_TRECHO DO DOCUMENTO_:
..............................

Redigir um texto dá muito trabalho. Você termina a última frase, faz uma leitura à procura de algum erro que escapou, alguma frase sem sentido, e não costuma encontrar absolutamente nada. Está perfeito! Semanas depois volta até ele e faz a mesma leitura atenta atrás de correções. Geralmente, a reação é a mesma: “Que horror!”.

Não é que esteja horrível, realmente. Só não está lapidado. Feito uma pedra bruta e enlameada encontrada em uma das muitas jazidas abertas nos pobres morros cortados do meu país Minas Gerais, esperando o momento certo para cair nas mãos de um ourives habilidoso e se transformar em uma pedra preciosa.

(Tenho a impressão de que esse paralelo entre a escrita e o ourives não é meu, que já o ouvi em algum lugar. Fiz uma rápida pesquisa e parece que era uma metáfora dos parnasianos. Nunca fui grande fã do Parnasianismo, com seus poemas de palavras difíceis e métricas perfeitas, então deixo claro que nossas afinidades terminam por aqui, Bilac).

..............................

_EXERCÍCIO CURTO 1_: No trecho sobre a escrita, de quem parece ser a metáfora que compara quem escreve a um ourives?

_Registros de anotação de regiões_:
..............................

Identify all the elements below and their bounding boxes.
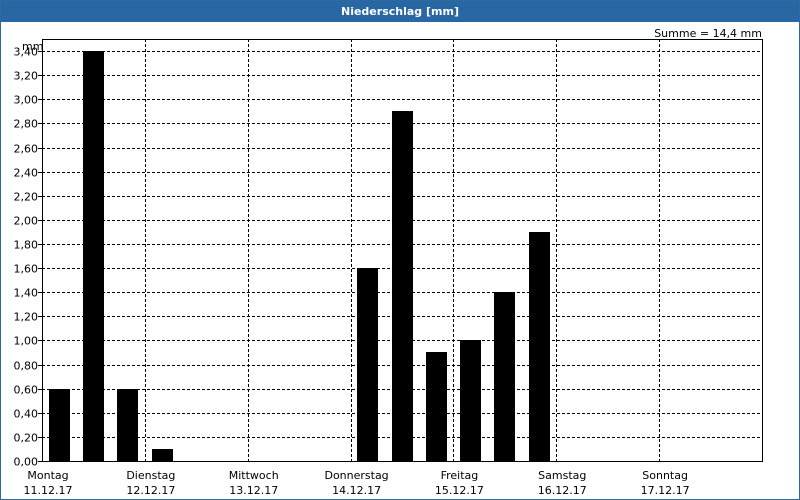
x-day-label: Freitag bbox=[441, 469, 479, 482]
x-date-label: 11.12.17 bbox=[24, 484, 73, 497]
y-tick-label: 1,40 bbox=[14, 287, 39, 300]
x-day-label: Mittwoch bbox=[229, 469, 279, 482]
y-tick-label: 3,00 bbox=[14, 94, 39, 107]
y-tick-label: 1,60 bbox=[14, 263, 39, 276]
precipitation-bar bbox=[494, 292, 515, 461]
y-tick-label: 2,80 bbox=[14, 118, 39, 131]
precipitation-bar bbox=[117, 389, 138, 461]
x-date-label: 17.12.17 bbox=[641, 484, 690, 497]
x-day-label: Montag bbox=[27, 469, 68, 482]
y-tick-label: 2,00 bbox=[14, 215, 39, 228]
x-date-label: 13.12.17 bbox=[229, 484, 278, 497]
y-tick-label: 0,80 bbox=[14, 360, 39, 373]
x-date-label: 14.12.17 bbox=[332, 484, 381, 497]
precipitation-bar bbox=[392, 111, 413, 461]
y-tick-label: 1,00 bbox=[14, 335, 39, 348]
x-date-label: 12.12.17 bbox=[126, 484, 175, 497]
y-tick-label: 1,80 bbox=[14, 239, 39, 252]
x-day-label: Sonntag bbox=[642, 469, 688, 482]
y-tick-label: 0,20 bbox=[14, 432, 39, 445]
precipitation-chart: Summe = 14,4 mm mm 0,000,200,400,600,801… bbox=[14, 27, 763, 497]
precipitation-bar bbox=[426, 352, 447, 461]
y-tick-label: 3,40 bbox=[14, 46, 39, 59]
y-tick-label: 0,00 bbox=[14, 456, 39, 469]
x-day-label: Donnerstag bbox=[324, 469, 388, 482]
precipitation-bar bbox=[83, 51, 104, 461]
precipitation-bar bbox=[460, 340, 481, 461]
precipitation-bar bbox=[152, 449, 173, 461]
x-date-label: 15.12.17 bbox=[435, 484, 484, 497]
total-sum-label: Summe = 14,4 mm bbox=[654, 27, 762, 40]
y-tick-label: 2,60 bbox=[14, 143, 39, 156]
y-tick-label: 0,40 bbox=[14, 408, 39, 421]
x-date-label: 16.12.17 bbox=[538, 484, 587, 497]
y-tick-label: 1,20 bbox=[14, 311, 39, 324]
x-day-label: Dienstag bbox=[126, 469, 175, 482]
precipitation-bar bbox=[357, 268, 378, 461]
precipitation-bar bbox=[529, 232, 550, 461]
bars bbox=[49, 51, 550, 461]
y-tick-label: 3,20 bbox=[14, 70, 39, 83]
y-tick-label: 0,60 bbox=[14, 384, 39, 397]
y-tick-label: 2,40 bbox=[14, 167, 39, 180]
precipitation-bar bbox=[49, 389, 70, 461]
y-tick-label: 2,20 bbox=[14, 191, 39, 204]
x-day-label: Samstag bbox=[538, 469, 586, 482]
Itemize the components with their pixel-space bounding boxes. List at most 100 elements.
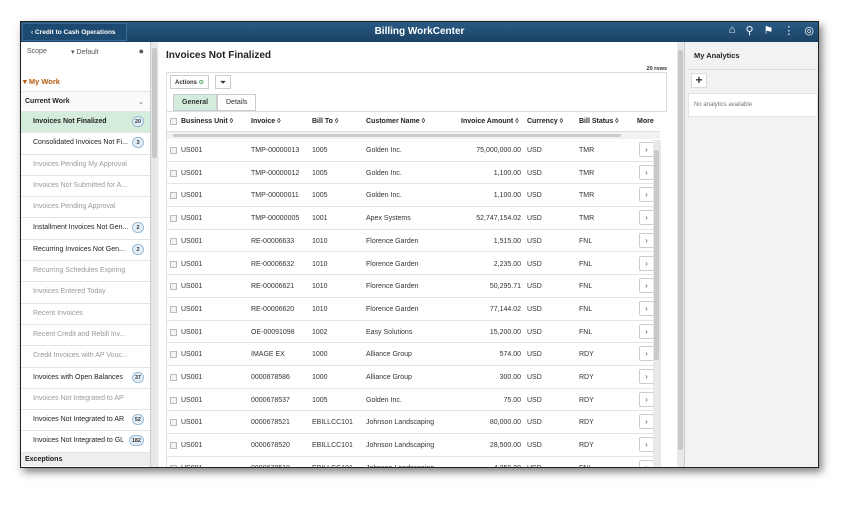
search-icon[interactable]: ⚲ [745,24,753,37]
table-row[interactable]: US001 TMP-00000012 1005 Golden Inc. 1,100.00… [167,162,660,185]
settings-icon[interactable]: ● [139,46,144,56]
sidebar-item-label: Invoices Not Submitted for A... [33,181,128,189]
sidebar-item[interactable]: Installment Invoices Not Gen... 2 [21,218,150,240]
more-button[interactable]: › [639,300,654,316]
sidebar-item[interactable]: Invoices with Open Balances 37 [21,368,150,389]
sidebar-item[interactable]: Invoices Entered Today [21,282,150,304]
more-button[interactable]: › [639,278,654,294]
more-button[interactable]: › [639,142,654,157]
row-checkbox[interactable] [170,192,177,200]
actions-button[interactable]: Actions ⊙ [170,75,209,89]
more-button[interactable]: › [639,391,654,407]
filter-icon[interactable]: ⏷ [215,75,231,89]
table-row[interactable]: US001 0000678519 EBILLCC101 Johnson Landsca… [167,457,660,467]
select-all-checkbox[interactable] [170,118,177,125]
row-checkbox[interactable] [170,442,177,450]
main-scrollbar[interactable] [677,42,684,467]
more-button[interactable]: › [639,164,654,180]
sidebar-item[interactable]: Invoices Not Integrated to AR 52 [21,410,150,432]
more-vertical-icon[interactable]: ⋮ [783,24,794,37]
cell-business-unit: US001 [181,374,203,381]
row-checkbox[interactable] [170,215,177,223]
table-row[interactable]: US001 IMAGE EX 1000 Alliance Group 574.00 USD… [167,343,660,366]
sidebar-item[interactable]: Invoices Not Submitted for A... [21,176,150,198]
grid-scrollbar[interactable] [653,140,661,467]
sidebar-item[interactable]: Credit Invoices with AP Vouc... [21,346,150,368]
sidebar-item[interactable]: Invoices Not Finalized 20 [21,112,150,134]
row-checkbox[interactable] [170,283,177,291]
col-bill-to[interactable]: Bill To ◊ [312,118,338,125]
flag-icon[interactable]: ⚑ [764,24,774,37]
cell-invoice: TMP-00000011 [251,192,299,200]
current-work-header[interactable]: Current Work ⌄ [21,92,150,112]
table-row[interactable]: US001 RE-00006621 1010 Florence Garden 50,29… [167,275,660,298]
row-checkbox[interactable] [170,374,177,381]
chevron-down-icon: ⌄ [138,99,144,106]
sidebar-item[interactable]: Recurring Invoices Not Gen... 2 [21,240,150,262]
home-icon[interactable]: ⌂ [729,24,736,37]
more-button[interactable]: › [639,323,654,339]
row-checkbox[interactable] [170,305,177,313]
row-checkbox[interactable] [170,328,177,336]
table-row[interactable]: US001 RE-00006633 1010 Florence Garden 1,515… [167,230,660,253]
grid-header-row: Business Unit ◊ Invoice ◊ Bill To ◊ Cust… [167,112,660,132]
col-invoice-amount[interactable]: Invoice Amount ◊ [461,118,519,125]
sidebar-item[interactable]: Invoices Not Integrated to GL 182 [21,431,150,453]
col-invoice[interactable]: Invoice ◊ [251,118,281,125]
more-button[interactable]: › [639,232,654,248]
table-row[interactable]: US001 RE-00006620 1010 Florence Garden 77,14… [167,298,660,321]
more-button[interactable]: › [639,369,654,384]
more-button[interactable]: › [639,255,654,271]
scope-select[interactable]: ▾ Default [71,48,99,56]
page-title: Invoices Not Finalized [166,50,272,61]
table-row[interactable]: US001 0000678521 EBILLCC101 Johnson Landsca… [167,411,660,435]
row-checkbox[interactable] [170,237,177,245]
table-row[interactable]: US001 RE-00006632 1010 Florence Garden 2,235… [167,253,660,276]
row-checkbox[interactable] [170,260,177,268]
col-bill-status[interactable]: Bill Status ◊ [579,118,619,125]
compass-icon[interactable]: ◎ [804,24,814,37]
table-row[interactable]: US001 TMP-00000013 1005 Golden Inc. 75,000,0… [167,139,660,162]
table-row[interactable]: US001 0000678537 1005 Golden Inc. 75.00 USD RD… [167,389,660,412]
sidebar-item[interactable]: Recent Credit and Rebill Inv... [21,325,150,347]
cell-customer-name: Golden Inc. [366,169,402,177]
tab-general[interactable]: General [173,94,218,111]
tab-details[interactable]: Details [217,94,257,111]
more-button[interactable]: › [639,187,654,203]
sidebar-item[interactable]: Consolidated Invoices Not Fi... 3 [21,133,150,155]
col-customer-name[interactable]: Customer Name ◊ [366,118,425,125]
sidebar-item-label: Invoices Not Integrated to AR [33,416,125,424]
sidebar-item[interactable]: Invoices Pending Approval [21,197,150,219]
row-checkbox[interactable] [170,464,177,467]
row-checkbox[interactable] [170,169,177,177]
cell-bill-to: 1010 [312,305,328,313]
more-button[interactable]: › [639,346,654,362]
table-row[interactable]: US001 TMP-00000011 1005 Golden Inc. 1,100.00… [167,184,660,208]
row-checkbox[interactable] [170,419,177,427]
row-checkbox[interactable] [170,351,177,359]
sidebar-item[interactable]: Invoices Pending My Approval [21,155,150,176]
row-checkbox[interactable] [170,396,177,404]
sidebar-item-label: Recurring Invoices Not Gen... [33,245,125,253]
table-row[interactable]: US001 OE-00091098 1002 Easy Solutions 15,200… [167,321,660,344]
sidebar-item[interactable]: Invoices Not Integrated to AP [21,389,150,411]
my-work-header[interactable]: ▾ My Work [21,72,150,92]
exceptions-header[interactable]: Exceptions [21,452,150,466]
table-row[interactable]: US001 0000678586 1000 Alliance Group 300.00 U… [167,366,660,389]
sidebar-item[interactable]: Recent Invoices [21,304,150,325]
horizontal-scrollbar[interactable] [167,132,660,139]
more-button[interactable]: › [639,414,654,430]
more-button[interactable]: › [639,437,654,453]
sidebar-scrollbar[interactable] [151,42,158,467]
table-row[interactable]: US001 TMP-00000005 1001 Apex Systems 52,747,… [167,207,660,230]
row-checkbox[interactable] [170,147,177,154]
add-analytics-button[interactable]: + [691,73,707,88]
sidebar-item[interactable]: Recurring Schedules Expiring [21,261,150,283]
table-row[interactable]: US001 0000678520 EBILLCC101 Johnson Landsca… [167,434,660,457]
cell-invoice: TMP-00000013 [251,147,300,154]
cell-bill-status: FNL [579,465,592,467]
col-business-unit[interactable]: Business Unit ◊ [181,118,233,125]
more-button[interactable]: › [639,459,654,467]
col-currency[interactable]: Currency ◊ [527,118,563,125]
more-button[interactable]: › [639,210,654,226]
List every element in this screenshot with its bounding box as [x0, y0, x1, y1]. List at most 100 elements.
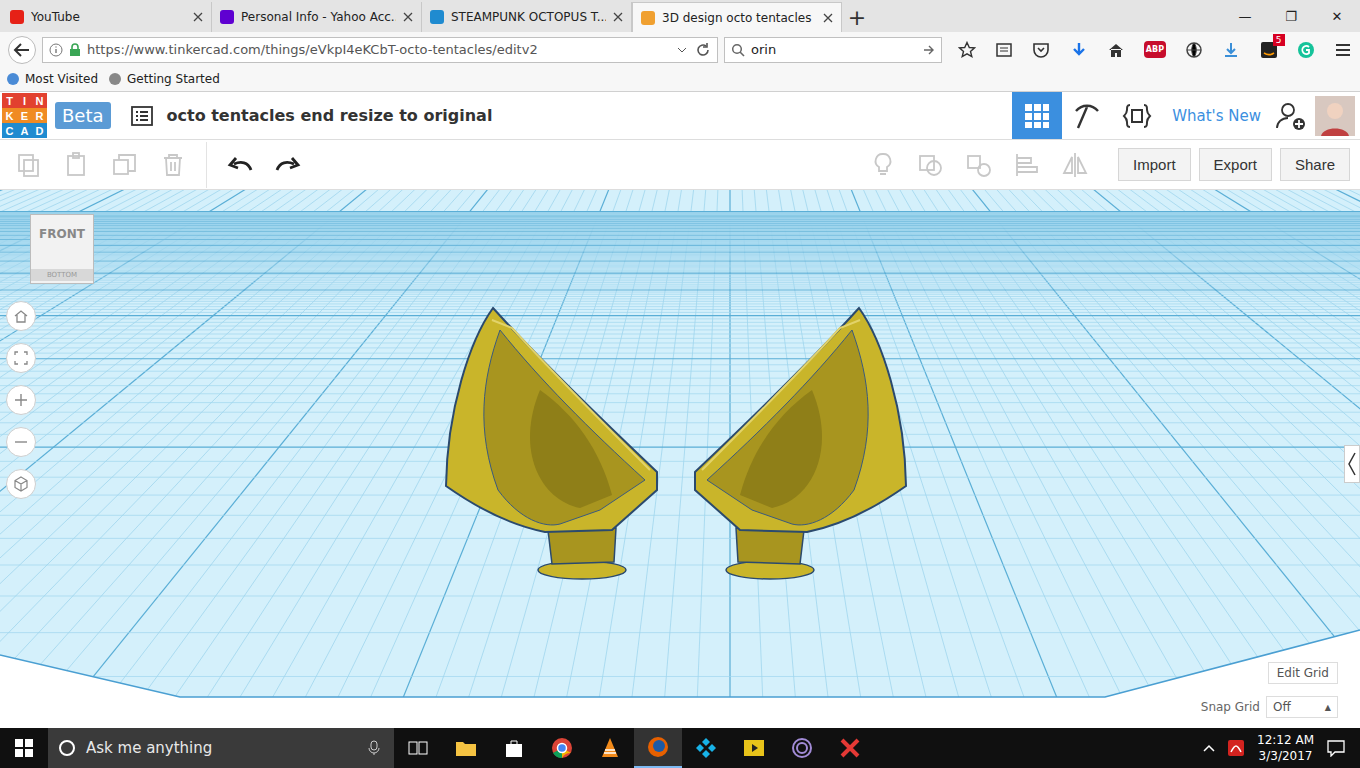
collapse-panel-button[interactable]	[1344, 445, 1360, 483]
bookmark[interactable]: Most Visited	[6, 72, 98, 86]
bookmark-star-icon[interactable]	[958, 41, 976, 59]
reading-list-icon[interactable]	[995, 41, 1013, 59]
copy-icon	[16, 152, 42, 178]
app-header: TINKERCADBetaocto tentacles end resize t…	[0, 92, 1360, 140]
zoom-in-button[interactable]	[6, 385, 36, 415]
redo-button[interactable]	[269, 146, 307, 184]
back-button[interactable]	[8, 36, 36, 64]
workplane-canvas[interactable]: FRONT BOTTOM Edit Grid Snap Grid Off▲	[0, 190, 1360, 728]
back-arrow-icon	[13, 41, 31, 59]
vlc-app[interactable]	[586, 728, 634, 768]
close-tab-icon[interactable]	[193, 12, 203, 22]
window-control[interactable]: ✕	[1314, 0, 1360, 32]
add-user-icon[interactable]	[1275, 100, 1307, 132]
menu-icon[interactable]	[1334, 41, 1352, 59]
avatar-photo-icon	[1315, 96, 1355, 136]
view-cube[interactable]: FRONT BOTTOM	[30, 214, 94, 284]
search-field[interactable]: orin	[724, 37, 942, 63]
fit-icon	[13, 350, 29, 366]
close-tab-icon[interactable]	[403, 12, 413, 22]
action-button[interactable]: Export	[1199, 148, 1272, 181]
tor-app[interactable]	[778, 728, 826, 768]
new-tab-button[interactable]: +	[842, 2, 872, 32]
align-button[interactable]	[1008, 146, 1046, 184]
close-tab-icon[interactable]	[823, 13, 833, 23]
zoom-out-button[interactable]	[6, 427, 36, 457]
notifications-icon[interactable]	[1326, 739, 1346, 757]
start-button[interactable]	[0, 728, 48, 768]
explorer-app[interactable]	[442, 728, 490, 768]
window-control[interactable]: —	[1222, 0, 1268, 32]
acrobat-icon[interactable]	[1227, 739, 1245, 757]
url-field[interactable]: https://www.tinkercad.com/things/eVkpI4e…	[42, 37, 718, 63]
adblock-button[interactable]: ABP	[1144, 41, 1166, 58]
snap-grid-label: Snap Grid	[1201, 700, 1260, 714]
close-tab-icon[interactable]	[613, 12, 623, 22]
chrome-app[interactable]	[538, 728, 586, 768]
tentacle-shape[interactable]	[695, 308, 906, 579]
view-cube-front[interactable]: FRONT	[39, 227, 85, 241]
favicon-icon	[430, 10, 444, 24]
amazon-button[interactable]: 5	[1260, 41, 1278, 59]
grid-view-button[interactable]	[1012, 92, 1062, 139]
group-button[interactable]	[912, 146, 950, 184]
snap-grid-select[interactable]: Off▲	[1266, 696, 1338, 718]
favicon-icon	[220, 10, 234, 24]
globe-icon[interactable]	[1185, 41, 1203, 59]
user-avatar[interactable]	[1315, 96, 1355, 136]
tinkercad-logo[interactable]: TINKERCAD	[2, 93, 47, 138]
copy-button[interactable]	[10, 146, 48, 184]
view-cube-bottom[interactable]: BOTTOM	[31, 269, 93, 281]
tentacle-shape[interactable]	[446, 308, 657, 579]
workplane-grid[interactable]	[0, 190, 1360, 728]
go-arrow-icon[interactable]	[923, 44, 935, 56]
microphone-icon[interactable]	[368, 740, 380, 756]
duplicate-button[interactable]	[106, 146, 144, 184]
ungroup-button[interactable]	[960, 146, 998, 184]
cortana-search[interactable]: Ask me anything	[48, 728, 394, 768]
media-app[interactable]	[730, 728, 778, 768]
clock[interactable]: 12:12 AM3/3/2017	[1257, 732, 1314, 764]
delete-button[interactable]	[154, 146, 192, 184]
action-button[interactable]: Import	[1118, 148, 1191, 181]
perspective-button[interactable]	[6, 469, 36, 499]
fit-view-button[interactable]	[6, 343, 36, 373]
code-view-button[interactable]	[1112, 92, 1162, 139]
bookmark[interactable]: Getting Started	[108, 72, 220, 86]
window-control[interactable]: ❐	[1268, 0, 1314, 32]
pocket-icon[interactable]	[1032, 41, 1050, 59]
mirror-button[interactable]	[1056, 146, 1094, 184]
undo-button[interactable]	[221, 146, 259, 184]
build-view-button[interactable]	[1062, 92, 1112, 139]
browser-tab[interactable]: STEAMPUNK OCTOPUS T...	[422, 2, 632, 32]
browser-tab[interactable]: Personal Info - Yahoo Acc...	[212, 2, 422, 32]
browser-tab[interactable]: YouTube	[2, 2, 212, 32]
home-view-button[interactable]	[6, 301, 36, 331]
tray-arrow-icon[interactable]	[1203, 743, 1215, 753]
design-list-icon[interactable]	[131, 106, 153, 126]
firefox-app[interactable]	[634, 728, 682, 768]
delete-icon	[160, 152, 186, 178]
grammarly-icon[interactable]	[1297, 41, 1315, 59]
downloads-icon[interactable]	[1222, 41, 1240, 59]
xmind-app[interactable]	[826, 728, 874, 768]
bookmark-icon	[6, 72, 20, 86]
whats-new-link[interactable]: What's New	[1172, 107, 1261, 125]
design-title[interactable]: octo tentacles end resize to original	[167, 106, 493, 125]
task-view-button[interactable]	[394, 728, 442, 768]
home-icon[interactable]	[1107, 41, 1125, 59]
light-button[interactable]	[864, 146, 902, 184]
store-app[interactable]	[490, 728, 538, 768]
logo-letter: E	[17, 108, 32, 123]
edit-grid-button[interactable]: Edit Grid	[1268, 662, 1338, 684]
logo-letter: N	[32, 93, 47, 108]
action-button[interactable]: Share	[1280, 148, 1350, 181]
kodi-app[interactable]	[682, 728, 730, 768]
download-icon[interactable]	[1070, 41, 1088, 59]
redo-icon	[275, 154, 301, 176]
reload-icon[interactable]	[695, 42, 711, 58]
paste-button[interactable]	[58, 146, 96, 184]
dropdown-icon[interactable]	[675, 43, 689, 57]
favicon-icon	[641, 11, 655, 25]
browser-tab[interactable]: 3D design octo tentacles | ...	[632, 2, 842, 32]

..............................

_EXERCÍCIO CURTO 2_: Reproduza palavra por palavra as linhas da lista de anotação de regiões, desde a linha com "445, 1360, 483]" até a linha com "12, 623, 22]", incluindo as duas.

_RESPOSTA ESCRITA 1_: Dos parnasianos.

_RESPOSTA ESCRITA 2_:
collapse-panel-button[interactable]	[1344, 445, 1360, 483]
bookmark[interactable]: Most Visited	[6, 72, 98, 86]
bookmark-star-icon[interactable]	[958, 41, 976, 59]
reading-list-icon[interactable]	[995, 41, 1013, 59]
copy-icon	[16, 152, 42, 178]
app-header: TINKERCADBetaocto tentacles end resize t…	[0, 92, 1360, 140]
zoom-in-button[interactable]	[6, 385, 36, 415]
redo-button[interactable]	[269, 146, 307, 184]
back-button[interactable]	[8, 36, 36, 64]
workplane-canvas[interactable]: FRONT BOTTOM Edit Grid Snap Grid Off▲	[0, 190, 1360, 728]
back-arrow-icon	[13, 41, 31, 59]
vlc-app[interactable]	[586, 728, 634, 768]
close-tab-icon[interactable]	[193, 12, 203, 22]
window-control[interactable]: ✕	[1314, 0, 1360, 32]
add-user-icon[interactable]	[1275, 100, 1307, 132]
menu-icon[interactable]	[1334, 41, 1352, 59]
avatar-photo-icon	[1315, 96, 1355, 136]
view-cube[interactable]: FRONT BOTTOM	[30, 214, 94, 284]
search-field[interactable]: orin	[724, 37, 942, 63]
fit-icon	[13, 350, 29, 366]
close-tab-icon[interactable]	[403, 12, 413, 22]
action-button[interactable]: Export	[1199, 148, 1272, 181]
tor-app[interactable]	[778, 728, 826, 768]
new-tab-button[interactable]: +	[842, 2, 872, 32]
align-button[interactable]	[1008, 146, 1046, 184]
close-tab-icon[interactable]	[823, 13, 833, 23]
zoom-out-button[interactable]	[6, 427, 36, 457]
notifications-icon[interactable]	[1326, 739, 1346, 757]
start-button[interactable]	[0, 728, 48, 768]
explorer-app[interactable]	[442, 728, 490, 768]
window-control[interactable]: —	[1222, 0, 1268, 32]
acrobat-icon[interactable]	[1227, 739, 1245, 757]
url-field[interactable]: https://www.tinkercad.com/things/eVkpI4e…	[42, 37, 718, 63]
adblock-button[interactable]: ABP	[1144, 41, 1166, 58]
snap-grid-label: Snap Grid	[1201, 700, 1260, 714]
close-tab-icon[interactable]	[613, 12, 623, 22]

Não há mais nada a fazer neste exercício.